■ **WRITTEN PROBLEM**
Extract each line of the data and write it out again exactly.

■ **AVAILABLE RECORDS**
——————————

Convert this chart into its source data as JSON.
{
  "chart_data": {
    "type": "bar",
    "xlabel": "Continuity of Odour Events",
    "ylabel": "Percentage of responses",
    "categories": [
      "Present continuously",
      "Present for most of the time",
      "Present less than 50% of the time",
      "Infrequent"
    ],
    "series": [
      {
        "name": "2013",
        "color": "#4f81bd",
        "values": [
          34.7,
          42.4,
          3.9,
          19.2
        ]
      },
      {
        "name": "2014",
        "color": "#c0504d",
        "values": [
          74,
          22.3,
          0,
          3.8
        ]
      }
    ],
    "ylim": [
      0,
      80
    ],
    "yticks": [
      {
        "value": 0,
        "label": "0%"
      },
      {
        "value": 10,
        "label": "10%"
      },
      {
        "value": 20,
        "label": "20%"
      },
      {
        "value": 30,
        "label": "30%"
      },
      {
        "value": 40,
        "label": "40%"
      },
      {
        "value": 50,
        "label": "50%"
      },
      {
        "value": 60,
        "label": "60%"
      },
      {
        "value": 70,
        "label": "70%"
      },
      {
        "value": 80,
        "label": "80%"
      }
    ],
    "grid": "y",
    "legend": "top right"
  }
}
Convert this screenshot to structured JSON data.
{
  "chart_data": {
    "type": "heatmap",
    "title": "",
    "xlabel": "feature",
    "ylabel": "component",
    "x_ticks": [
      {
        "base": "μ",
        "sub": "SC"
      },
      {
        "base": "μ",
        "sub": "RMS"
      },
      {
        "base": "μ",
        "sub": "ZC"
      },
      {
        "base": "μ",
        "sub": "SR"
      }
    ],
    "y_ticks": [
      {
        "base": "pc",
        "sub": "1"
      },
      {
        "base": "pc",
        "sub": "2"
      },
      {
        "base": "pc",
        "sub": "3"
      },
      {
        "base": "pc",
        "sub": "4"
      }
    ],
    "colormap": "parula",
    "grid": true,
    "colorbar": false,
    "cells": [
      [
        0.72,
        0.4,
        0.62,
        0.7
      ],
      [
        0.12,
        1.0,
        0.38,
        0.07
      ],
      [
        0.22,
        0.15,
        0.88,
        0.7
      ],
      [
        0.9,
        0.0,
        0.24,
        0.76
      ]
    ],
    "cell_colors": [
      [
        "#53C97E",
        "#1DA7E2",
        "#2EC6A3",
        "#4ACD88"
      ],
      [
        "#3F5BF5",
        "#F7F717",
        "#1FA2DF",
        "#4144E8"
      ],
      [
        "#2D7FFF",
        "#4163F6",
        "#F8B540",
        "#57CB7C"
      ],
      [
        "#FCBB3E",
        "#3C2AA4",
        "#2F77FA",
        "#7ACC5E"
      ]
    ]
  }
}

——————————

■ **EXERCISE OUTPUT**
Convert this chart into its source data as JSON.
{
  "chart_data": {
    "type": "bar",
    "xlabel": "Continuity of Odour Events",
    "ylabel": "Percentage of responses",
    "categories": [
      "Present continuously",
      "Present for most of the time",
      "Present less than 50% of the time",
      "Infrequent"
    ],
    "series": [
      {
        "name": "2013",
        "color": "#4f81bd",
        "values": [
          34.7,
          42.4,
          3.9,
          19.2
        ]
      },
      {
        "name": "2014",
        "color": "#c0504d",
        "values": [
          74,
          22.3,
          0,
          3.8
        ]
      }
    ],
    "ylim": [
      0,
      80
    ],
    "yticks": [
      {
        "value": 0,
        "label": "0%"
      },
      {
        "value": 10,
        "label": "10%"
      },
      {
        "value": 20,
        "label": "20%"
      },
      {
        "value": 30,
        "label": "30%"
      },
      {
        "value": 40,
        "label": "40%"
      },
      {
        "value": 50,
        "label": "50%"
      },
      {
        "value": 60,
        "label": "60%"
      },
      {
        "value": 70,
        "label": "70%"
      },
      {
        "value": 80,
        "label": "80%"
      }
    ],
    "grid": "y",
    "legend": "top right"
  }
}
Convert this screenshot to structured JSON data.
{
  "chart_data": {
    "type": "heatmap",
    "title": "",
    "xlabel": "feature",
    "ylabel": "component",
    "x_ticks": [
      {
        "base": "μ",
        "sub": "SC"
      },
      {
        "base": "μ",
        "sub": "RMS"
      },
      {
        "base": "μ",
        "sub": "ZC"
      },
      {
        "base": "μ",
        "sub": "SR"
      }
    ],
    "y_ticks": [
      {
        "base": "pc",
        "sub": "1"
      },
      {
        "base": "pc",
        "sub": "2"
      },
      {
        "base": "pc",
        "sub": "3"
      },
      {
        "base": "pc",
        "sub": "4"
      }
    ],
    "colormap": "parula",
    "grid": true,
    "colorbar": false,
    "cells": [
      [
        0.72,
        0.4,
        0.62,
        0.7
      ],
      [
        0.12,
        1.0,
        0.38,
        0.07
      ],
      [
        0.22,
        0.15,
        0.88,
        0.7
      ],
      [
        0.9,
        0.0,
        0.24,
        0.76
      ]
    ],
    "cell_colors": [
      [
        "#53C97E",
        "#1DA7E2",
        "#2EC6A3",
        "#4ACD88"
      ],
      [
        "#3F5BF5",
        "#F7F717",
        "#1FA2DF",
        "#4144E8"
      ],
      [
        "#2D7FFF",
        "#4163F6",
        "#F8B540",
        "#57CB7C"
      ],
      [
        "#FCBB3E",
        "#3C2AA4",
        "#2F77FA",
        "#7ACC5E"
      ]
    ]
  }
}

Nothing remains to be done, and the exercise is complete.